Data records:
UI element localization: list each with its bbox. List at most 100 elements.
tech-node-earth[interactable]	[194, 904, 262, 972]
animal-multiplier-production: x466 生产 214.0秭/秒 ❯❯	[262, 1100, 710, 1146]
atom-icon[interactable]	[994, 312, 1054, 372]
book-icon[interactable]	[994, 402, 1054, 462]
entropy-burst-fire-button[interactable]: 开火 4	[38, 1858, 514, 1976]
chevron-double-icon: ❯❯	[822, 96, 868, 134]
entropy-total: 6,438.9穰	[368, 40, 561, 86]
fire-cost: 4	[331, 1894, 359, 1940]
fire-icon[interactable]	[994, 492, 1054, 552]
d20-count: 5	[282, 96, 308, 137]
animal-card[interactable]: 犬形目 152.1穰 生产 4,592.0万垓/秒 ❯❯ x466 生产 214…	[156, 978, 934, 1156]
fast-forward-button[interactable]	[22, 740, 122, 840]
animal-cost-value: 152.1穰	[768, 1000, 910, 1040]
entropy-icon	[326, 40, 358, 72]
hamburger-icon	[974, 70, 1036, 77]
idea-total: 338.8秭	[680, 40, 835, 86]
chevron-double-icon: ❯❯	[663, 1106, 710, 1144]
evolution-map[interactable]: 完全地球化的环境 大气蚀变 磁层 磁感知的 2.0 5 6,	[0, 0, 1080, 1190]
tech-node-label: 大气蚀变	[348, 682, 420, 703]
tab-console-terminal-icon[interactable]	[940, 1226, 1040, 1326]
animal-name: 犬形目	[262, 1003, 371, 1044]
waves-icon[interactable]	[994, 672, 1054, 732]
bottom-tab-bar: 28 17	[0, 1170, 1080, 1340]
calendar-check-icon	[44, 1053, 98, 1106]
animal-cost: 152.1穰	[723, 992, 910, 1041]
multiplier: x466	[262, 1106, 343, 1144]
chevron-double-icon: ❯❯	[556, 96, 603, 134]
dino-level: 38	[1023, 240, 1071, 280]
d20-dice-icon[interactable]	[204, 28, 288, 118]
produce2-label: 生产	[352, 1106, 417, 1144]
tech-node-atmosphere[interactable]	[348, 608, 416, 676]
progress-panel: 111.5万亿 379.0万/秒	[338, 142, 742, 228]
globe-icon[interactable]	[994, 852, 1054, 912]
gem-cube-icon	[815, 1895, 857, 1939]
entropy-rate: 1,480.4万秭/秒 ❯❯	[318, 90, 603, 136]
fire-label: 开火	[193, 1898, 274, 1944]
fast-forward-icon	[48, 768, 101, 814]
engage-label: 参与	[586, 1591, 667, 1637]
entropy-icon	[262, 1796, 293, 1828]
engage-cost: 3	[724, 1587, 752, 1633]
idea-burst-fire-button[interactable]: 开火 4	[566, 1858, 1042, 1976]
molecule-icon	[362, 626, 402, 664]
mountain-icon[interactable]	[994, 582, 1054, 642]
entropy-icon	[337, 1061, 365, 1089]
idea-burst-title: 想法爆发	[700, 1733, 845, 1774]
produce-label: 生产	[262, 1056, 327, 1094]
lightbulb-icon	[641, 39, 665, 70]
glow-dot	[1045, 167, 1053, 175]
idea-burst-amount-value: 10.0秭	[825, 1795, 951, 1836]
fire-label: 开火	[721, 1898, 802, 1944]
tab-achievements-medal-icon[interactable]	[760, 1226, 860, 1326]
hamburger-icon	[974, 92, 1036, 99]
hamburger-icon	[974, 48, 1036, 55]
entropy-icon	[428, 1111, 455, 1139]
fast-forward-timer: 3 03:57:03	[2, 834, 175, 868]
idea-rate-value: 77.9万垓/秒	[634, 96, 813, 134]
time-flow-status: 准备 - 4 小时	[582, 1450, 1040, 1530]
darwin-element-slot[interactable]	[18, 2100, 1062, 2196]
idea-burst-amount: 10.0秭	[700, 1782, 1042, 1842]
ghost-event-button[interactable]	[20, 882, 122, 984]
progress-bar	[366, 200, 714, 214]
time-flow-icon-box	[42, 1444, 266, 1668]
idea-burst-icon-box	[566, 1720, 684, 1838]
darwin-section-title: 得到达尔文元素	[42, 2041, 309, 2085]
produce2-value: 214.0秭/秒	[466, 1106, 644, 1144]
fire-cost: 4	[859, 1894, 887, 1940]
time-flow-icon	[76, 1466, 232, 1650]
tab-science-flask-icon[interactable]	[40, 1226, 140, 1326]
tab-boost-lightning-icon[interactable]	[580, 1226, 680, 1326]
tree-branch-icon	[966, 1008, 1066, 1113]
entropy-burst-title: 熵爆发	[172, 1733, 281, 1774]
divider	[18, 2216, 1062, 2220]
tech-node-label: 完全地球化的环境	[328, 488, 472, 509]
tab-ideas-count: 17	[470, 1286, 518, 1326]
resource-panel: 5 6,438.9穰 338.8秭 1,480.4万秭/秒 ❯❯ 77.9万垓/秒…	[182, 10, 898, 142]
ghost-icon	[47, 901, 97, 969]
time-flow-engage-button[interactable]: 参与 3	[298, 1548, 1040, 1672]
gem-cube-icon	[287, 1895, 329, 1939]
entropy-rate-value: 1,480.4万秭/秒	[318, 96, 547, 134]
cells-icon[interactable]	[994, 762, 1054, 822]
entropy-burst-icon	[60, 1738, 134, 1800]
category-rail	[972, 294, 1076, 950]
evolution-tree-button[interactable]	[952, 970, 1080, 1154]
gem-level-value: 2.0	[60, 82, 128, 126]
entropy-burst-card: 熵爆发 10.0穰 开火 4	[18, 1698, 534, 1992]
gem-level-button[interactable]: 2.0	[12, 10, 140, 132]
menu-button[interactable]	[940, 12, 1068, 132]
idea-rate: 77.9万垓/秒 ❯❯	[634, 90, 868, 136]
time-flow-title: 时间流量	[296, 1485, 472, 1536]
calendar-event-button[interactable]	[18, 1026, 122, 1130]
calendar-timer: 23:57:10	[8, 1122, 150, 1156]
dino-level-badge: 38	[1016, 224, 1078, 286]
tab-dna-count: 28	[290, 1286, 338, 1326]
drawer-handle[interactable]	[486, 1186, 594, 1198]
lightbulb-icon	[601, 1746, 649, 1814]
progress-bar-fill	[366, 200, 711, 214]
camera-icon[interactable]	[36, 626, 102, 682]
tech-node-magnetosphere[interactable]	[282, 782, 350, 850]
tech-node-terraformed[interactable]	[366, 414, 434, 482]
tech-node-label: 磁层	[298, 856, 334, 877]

→ **Exercise description**: Put the entries from the first line through the line containing "1858, 514, 1976]" into a JSON list of strings, one string per line, leaving out blank lines.

→ **The solution**:
[
  "UI element localization: list each with its bbox. List at most 100 elements.",
  "tech-node-earth[interactable]\t[194, 904, 262, 972]",
  "animal-multiplier-production: x466 生产 214.0秭/秒 ❯❯\t[262, 1100, 710, 1146]",
  "atom-icon[interactable]\t[994, 312, 1054, 372]",
  "book-icon[interactable]\t[994, 402, 1054, 462]",
  "entropy-burst-fire-button[interactable]: 开火 4\t[38, 1858, 514, 1976]"
]